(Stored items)

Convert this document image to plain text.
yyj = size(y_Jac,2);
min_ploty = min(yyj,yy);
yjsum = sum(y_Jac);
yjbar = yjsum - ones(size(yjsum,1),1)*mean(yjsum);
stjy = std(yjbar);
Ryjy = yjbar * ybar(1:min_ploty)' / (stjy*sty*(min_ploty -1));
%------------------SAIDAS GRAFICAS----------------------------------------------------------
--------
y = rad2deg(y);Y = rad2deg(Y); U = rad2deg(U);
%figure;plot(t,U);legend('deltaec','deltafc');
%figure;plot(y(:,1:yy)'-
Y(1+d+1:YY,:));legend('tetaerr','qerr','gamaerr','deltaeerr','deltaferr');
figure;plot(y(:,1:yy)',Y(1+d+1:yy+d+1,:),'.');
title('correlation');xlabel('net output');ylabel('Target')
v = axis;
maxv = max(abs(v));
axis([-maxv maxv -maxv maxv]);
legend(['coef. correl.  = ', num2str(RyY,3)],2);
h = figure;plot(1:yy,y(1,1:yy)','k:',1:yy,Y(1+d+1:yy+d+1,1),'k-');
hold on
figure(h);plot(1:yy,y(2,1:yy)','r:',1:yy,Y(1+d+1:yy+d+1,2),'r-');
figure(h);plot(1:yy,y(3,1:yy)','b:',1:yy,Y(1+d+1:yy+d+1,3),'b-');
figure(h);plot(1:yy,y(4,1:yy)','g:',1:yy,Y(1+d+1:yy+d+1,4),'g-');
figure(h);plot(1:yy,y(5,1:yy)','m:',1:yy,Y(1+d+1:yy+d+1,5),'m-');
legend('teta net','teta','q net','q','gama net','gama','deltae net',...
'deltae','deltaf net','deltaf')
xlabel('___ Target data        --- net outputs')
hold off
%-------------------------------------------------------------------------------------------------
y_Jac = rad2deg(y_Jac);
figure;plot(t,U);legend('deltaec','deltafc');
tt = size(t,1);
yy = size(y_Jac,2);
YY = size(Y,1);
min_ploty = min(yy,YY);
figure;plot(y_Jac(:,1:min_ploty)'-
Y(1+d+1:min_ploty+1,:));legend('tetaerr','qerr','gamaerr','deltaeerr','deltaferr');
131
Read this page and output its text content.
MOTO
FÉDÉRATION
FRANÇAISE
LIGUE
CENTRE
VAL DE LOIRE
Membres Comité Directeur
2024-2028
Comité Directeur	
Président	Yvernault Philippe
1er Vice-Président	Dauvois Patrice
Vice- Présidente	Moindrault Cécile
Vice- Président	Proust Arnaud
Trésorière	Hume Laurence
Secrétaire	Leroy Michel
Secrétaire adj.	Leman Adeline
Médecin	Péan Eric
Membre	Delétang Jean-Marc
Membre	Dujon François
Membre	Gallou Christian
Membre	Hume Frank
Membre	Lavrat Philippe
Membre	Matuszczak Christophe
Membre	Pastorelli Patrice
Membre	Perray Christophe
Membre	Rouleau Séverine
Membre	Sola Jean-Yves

-- Required work --
Reproduce each entry exactly, leaving out nothing.

-- Solved exercise --
Convert this document image to plain text.
yyj = size(y_Jac,2);
min_ploty = min(yyj,yy);
yjsum = sum(y_Jac);
yjbar = yjsum - ones(size(yjsum,1),1)*mean(yjsum);
stjy = std(yjbar);
Ryjy = yjbar * ybar(1:min_ploty)' / (stjy*sty*(min_ploty -1));
%------------------SAIDAS GRAFICAS----------------------------------------------------------
--------
y = rad2deg(y);Y = rad2deg(Y); U = rad2deg(U);
%figure;plot(t,U);legend('deltaec','deltafc');
%figure;plot(y(:,1:yy)'-
Y(1+d+1:YY,:));legend('tetaerr','qerr','gamaerr','deltaeerr','deltaferr');
figure;plot(y(:,1:yy)',Y(1+d+1:yy+d+1,:),'.');
title('correlation');xlabel('net output');ylabel('Target')
v = axis;
maxv = max(abs(v));
axis([-maxv maxv -maxv maxv]);
legend(['coef. correl.  = ', num2str(RyY,3)],2);
h = figure;plot(1:yy,y(1,1:yy)','k:',1:yy,Y(1+d+1:yy+d+1,1),'k-');
hold on
figure(h);plot(1:yy,y(2,1:yy)','r:',1:yy,Y(1+d+1:yy+d+1,2),'r-');
figure(h);plot(1:yy,y(3,1:yy)','b:',1:yy,Y(1+d+1:yy+d+1,3),'b-');
figure(h);plot(1:yy,y(4,1:yy)','g:',1:yy,Y(1+d+1:yy+d+1,4),'g-');
figure(h);plot(1:yy,y(5,1:yy)','m:',1:yy,Y(1+d+1:yy+d+1,5),'m-');
legend('teta net','teta','q net','q','gama net','gama','deltae net',...
'deltae','deltaf net','deltaf')
xlabel('___ Target data        --- net outputs')
hold off
%-------------------------------------------------------------------------------------------------
y_Jac = rad2deg(y_Jac);
figure;plot(t,U);legend('deltaec','deltafc');
tt = size(t,1);
yy = size(y_Jac,2);
YY = size(Y,1);
min_ploty = min(yy,YY);
figure;plot(y_Jac(:,1:min_ploty)'-
Y(1+d+1:min_ploty+1,:));legend('tetaerr','qerr','gamaerr','deltaeerr','deltaferr');
131
Read this page and output its text content.
MOTO
FÉDÉRATION
FRANÇAISE
LIGUE
CENTRE
VAL DE LOIRE
Membres Comité Directeur
2024-2028
Comité Directeur	
Président	Yvernault Philippe
1er Vice-Président	Dauvois Patrice
Vice- Présidente	Moindrault Cécile
Vice- Président	Proust Arnaud
Trésorière	Hume Laurence
Secrétaire	Leroy Michel
Secrétaire adj.	Leman Adeline
Médecin	Péan Eric
Membre	Delétang Jean-Marc
Membre	Dujon François
Membre	Gallou Christian
Membre	Hume Frank
Membre	Lavrat Philippe
Membre	Matuszczak Christophe
Membre	Pastorelli Patrice
Membre	Perray Christophe
Membre	Rouleau Séverine
Membre	Sola Jean-Yves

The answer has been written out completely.